Transcribe each line of the records below exactly, excluding any embedded images.
=-=-=
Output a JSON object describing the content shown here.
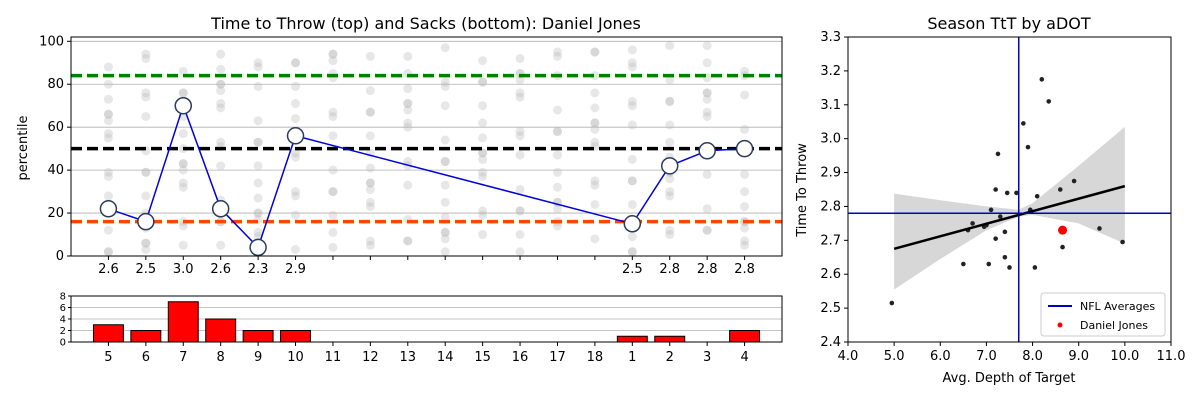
{
  "colors": {
    "player_line": "#0000dd",
    "green_line": "#008000",
    "black_line": "#000000",
    "orange_line": "#ff4500",
    "sack_bar": "#ff0000",
    "bg_dots": "#bbbbbb",
    "ci_band": "#d3d3d3",
    "nfl_avg": "#0000bb",
    "player_dot": "#ff0000"
  },
  "chart_data": [
    {
      "type": "line",
      "title": "Time to Throw (top) and Sacks (bottom): Daniel Jones",
      "ylabel": "percentile",
      "ylim": [
        0,
        102
      ],
      "yticks": [
        0,
        20,
        40,
        60,
        80,
        100
      ],
      "x_slots": 18,
      "reference_lines": [
        {
          "y": 84,
          "color": "green"
        },
        {
          "y": 50,
          "color": "black"
        },
        {
          "y": 16,
          "color": "orangered"
        }
      ],
      "games": [
        {
          "slot": 0,
          "label": "2.6",
          "percentile": 22,
          "team_icon": "seahawks-logo"
        },
        {
          "slot": 1,
          "label": "2.5",
          "percentile": 16,
          "team_icon": "bengals-logo"
        },
        {
          "slot": 2,
          "label": "3.0",
          "percentile": 70,
          "team_icon": "eagles-logo"
        },
        {
          "slot": 3,
          "label": "2.6",
          "percentile": 22,
          "team_icon": "steelers-logo"
        },
        {
          "slot": 4,
          "label": "2.3",
          "percentile": 4,
          "team_icon": "commanders-logo"
        },
        {
          "slot": 5,
          "label": "2.9",
          "percentile": 56,
          "team_icon": "panthers-logo"
        },
        {
          "slot": 14,
          "label": "2.5",
          "percentile": 15,
          "team_icon": "dolphins-logo"
        },
        {
          "slot": 15,
          "label": "2.8",
          "percentile": 42,
          "team_icon": "broncos-logo"
        },
        {
          "slot": 16,
          "label": "2.8",
          "percentile": 49,
          "team_icon": "titans-logo"
        },
        {
          "slot": 17,
          "label": "2.8",
          "percentile": 50,
          "team_icon": "rams-logo"
        }
      ],
      "background_dots_note": "League-wide weekly QB percentiles shown as faint grey dots per slot"
    },
    {
      "type": "bar",
      "ylim": [
        0,
        8
      ],
      "yticks": [
        0,
        2,
        4,
        6,
        8
      ],
      "categories": [
        "5",
        "6",
        "7",
        "8",
        "9",
        "10",
        "11",
        "12",
        "13",
        "14",
        "15",
        "16",
        "17",
        "18",
        "1",
        "2",
        "3",
        "4"
      ],
      "values": [
        3,
        2,
        7,
        4,
        2,
        2,
        0,
        0,
        0,
        0,
        0,
        0,
        0,
        0,
        1,
        1,
        0,
        2
      ]
    },
    {
      "type": "scatter",
      "title": "Season TtT by aDOT",
      "xlabel": "Avg. Depth of Target",
      "ylabel": "Time To Throw",
      "xlim": [
        4.0,
        11.0
      ],
      "ylim": [
        2.4,
        3.3
      ],
      "xticks": [
        "4.0",
        "5.0",
        "6.0",
        "7.0",
        "8.0",
        "9.0",
        "10.0",
        "11.0"
      ],
      "yticks": [
        "2.4",
        "2.5",
        "2.6",
        "2.7",
        "2.8",
        "2.9",
        "3.0",
        "3.1",
        "3.2",
        "3.3"
      ],
      "nfl_average": {
        "x": 7.7,
        "y": 2.78
      },
      "regression": {
        "x0": 5.0,
        "y0": 2.675,
        "x1": 10.0,
        "y1": 2.86
      },
      "ci_band": {
        "x": [
          5.0,
          6.0,
          7.0,
          7.7,
          8.0,
          9.0,
          10.0
        ],
        "lower": [
          2.555,
          2.645,
          2.73,
          2.77,
          2.775,
          2.75,
          2.69
        ],
        "upper": [
          2.838,
          2.818,
          2.8,
          2.79,
          2.81,
          2.92,
          3.035
        ]
      },
      "points": [
        {
          "x": 4.95,
          "y": 2.515
        },
        {
          "x": 6.5,
          "y": 2.63
        },
        {
          "x": 6.6,
          "y": 2.73
        },
        {
          "x": 6.7,
          "y": 2.75
        },
        {
          "x": 6.95,
          "y": 2.74
        },
        {
          "x": 7.0,
          "y": 2.745
        },
        {
          "x": 7.05,
          "y": 2.63
        },
        {
          "x": 7.1,
          "y": 2.79
        },
        {
          "x": 7.2,
          "y": 2.705
        },
        {
          "x": 7.2,
          "y": 2.85
        },
        {
          "x": 7.25,
          "y": 2.955
        },
        {
          "x": 7.3,
          "y": 2.77
        },
        {
          "x": 7.4,
          "y": 2.725
        },
        {
          "x": 7.4,
          "y": 2.65
        },
        {
          "x": 7.45,
          "y": 2.84
        },
        {
          "x": 7.5,
          "y": 2.62
        },
        {
          "x": 7.65,
          "y": 2.84
        },
        {
          "x": 7.8,
          "y": 3.045
        },
        {
          "x": 7.9,
          "y": 2.975
        },
        {
          "x": 7.95,
          "y": 2.79
        },
        {
          "x": 8.05,
          "y": 2.62
        },
        {
          "x": 8.1,
          "y": 2.83
        },
        {
          "x": 8.2,
          "y": 3.175
        },
        {
          "x": 8.35,
          "y": 3.11
        },
        {
          "x": 8.6,
          "y": 2.85
        },
        {
          "x": 8.65,
          "y": 2.68
        },
        {
          "x": 8.9,
          "y": 2.875
        },
        {
          "x": 9.45,
          "y": 2.735
        },
        {
          "x": 9.95,
          "y": 2.695
        }
      ],
      "player_point": {
        "x": 8.65,
        "y": 2.73
      },
      "legend": {
        "position": "lower-right",
        "entries": [
          "NFL Averages",
          "Daniel Jones"
        ]
      }
    }
  ]
}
=-=-=
WRITTEN RESPONSE.
Output a JSON object describing the content shown here.
{
  "colors": {
    "player_line": "#0000dd",
    "green_line": "#008000",
    "black_line": "#000000",
    "orange_line": "#ff4500",
    "sack_bar": "#ff0000",
    "bg_dots": "#bbbbbb",
    "ci_band": "#d3d3d3",
    "nfl_avg": "#0000bb",
    "player_dot": "#ff0000"
  },
  "chart_data": [
    {
      "type": "line",
      "title": "Time to Throw (top) and Sacks (bottom): Daniel Jones",
      "ylabel": "percentile",
      "ylim": [
        0,
        102
      ],
      "yticks": [
        0,
        20,
        40,
        60,
        80,
        100
      ],
      "x_slots": 18,
      "reference_lines": [
        {
          "y": 84,
          "color": "green"
        },
        {
          "y": 50,
          "color": "black"
        },
        {
          "y": 16,
          "color": "orangered"
        }
      ],
      "games": [
        {
          "slot": 0,
          "label": "2.6",
          "percentile": 22,
          "team_icon": "seahawks-logo"
        },
        {
          "slot": 1,
          "label": "2.5",
          "percentile": 16,
          "team_icon": "bengals-logo"
        },
        {
          "slot": 2,
          "label": "3.0",
          "percentile": 70,
          "team_icon": "eagles-logo"
        },
        {
          "slot": 3,
          "label": "2.6",
          "percentile": 22,
          "team_icon": "steelers-logo"
        },
        {
          "slot": 4,
          "label": "2.3",
          "percentile": 4,
          "team_icon": "commanders-logo"
        },
        {
          "slot": 5,
          "label": "2.9",
          "percentile": 56,
          "team_icon": "panthers-logo"
        },
        {
          "slot": 14,
          "label": "2.5",
          "percentile": 15,
          "team_icon": "dolphins-logo"
        },
        {
          "slot": 15,
          "label": "2.8",
          "percentile": 42,
          "team_icon": "broncos-logo"
        },
        {
          "slot": 16,
          "label": "2.8",
          "percentile": 49,
          "team_icon": "titans-logo"
        },
        {
          "slot": 17,
          "label": "2.8",
          "percentile": 50,
          "team_icon": "rams-logo"
        }
      ],
      "background_dots_note": "League-wide weekly QB percentiles shown as faint grey dots per slot"
    },
    {
      "type": "bar",
      "ylim": [
        0,
        8
      ],
      "yticks": [
        0,
        2,
        4,
        6,
        8
      ],
      "categories": [
        "5",
        "6",
        "7",
        "8",
        "9",
        "10",
        "11",
        "12",
        "13",
        "14",
        "15",
        "16",
        "17",
        "18",
        "1",
        "2",
        "3",
        "4"
      ],
      "values": [
        3,
        2,
        7,
        4,
        2,
        2,
        0,
        0,
        0,
        0,
        0,
        0,
        0,
        0,
        1,
        1,
        0,
        2
      ]
    },
    {
      "type": "scatter",
      "title": "Season TtT by aDOT",
      "xlabel": "Avg. Depth of Target",
      "ylabel": "Time To Throw",
      "xlim": [
        4.0,
        11.0
      ],
      "ylim": [
        2.4,
        3.3
      ],
      "xticks": [
        "4.0",
        "5.0",
        "6.0",
        "7.0",
        "8.0",
        "9.0",
        "10.0",
        "11.0"
      ],
      "yticks": [
        "2.4",
        "2.5",
        "2.6",
        "2.7",
        "2.8",
        "2.9",
        "3.0",
        "3.1",
        "3.2",
        "3.3"
      ],
      "nfl_average": {
        "x": 7.7,
        "y": 2.78
      },
      "regression": {
        "x0": 5.0,
        "y0": 2.675,
        "x1": 10.0,
        "y1": 2.86
      },
      "ci_band": {
        "x": [
          5.0,
          6.0,
          7.0,
          7.7,
          8.0,
          9.0,
          10.0
        ],
        "lower": [
          2.555,
          2.645,
          2.73,
          2.77,
          2.775,
          2.75,
          2.69
        ],
        "upper": [
          2.838,
          2.818,
          2.8,
          2.79,
          2.81,
          2.92,
          3.035
        ]
      },
      "points": [
        {
          "x": 4.95,
          "y": 2.515
        },
        {
          "x": 6.5,
          "y": 2.63
        },
        {
          "x": 6.6,
          "y": 2.73
        },
        {
          "x": 6.7,
          "y": 2.75
        },
        {
          "x": 6.95,
          "y": 2.74
        },
        {
          "x": 7.0,
          "y": 2.745
        },
        {
          "x": 7.05,
          "y": 2.63
        },
        {
          "x": 7.1,
          "y": 2.79
        },
        {
          "x": 7.2,
          "y": 2.705
        },
        {
          "x": 7.2,
          "y": 2.85
        },
        {
          "x": 7.25,
          "y": 2.955
        },
        {
          "x": 7.3,
          "y": 2.77
        },
        {
          "x": 7.4,
          "y": 2.725
        },
        {
          "x": 7.4,
          "y": 2.65
        },
        {
          "x": 7.45,
          "y": 2.84
        },
        {
          "x": 7.5,
          "y": 2.62
        },
        {
          "x": 7.65,
          "y": 2.84
        },
        {
          "x": 7.8,
          "y": 3.045
        },
        {
          "x": 7.9,
          "y": 2.975
        },
        {
          "x": 7.95,
          "y": 2.79
        },
        {
          "x": 8.05,
          "y": 2.62
        },
        {
          "x": 8.1,
          "y": 2.83
        },
        {
          "x": 8.2,
          "y": 3.175
        },
        {
          "x": 8.35,
          "y": 3.11
        },
        {
          "x": 8.6,
          "y": 2.85
        },
        {
          "x": 8.65,
          "y": 2.68
        },
        {
          "x": 8.9,
          "y": 2.875
        },
        {
          "x": 9.45,
          "y": 2.735
        },
        {
          "x": 9.95,
          "y": 2.695
        }
      ],
      "player_point": {
        "x": 8.65,
        "y": 2.73
      },
      "legend": {
        "position": "lower-right",
        "entries": [
          "NFL Averages",
          "Daniel Jones"
        ]
      }
    }
  ]
}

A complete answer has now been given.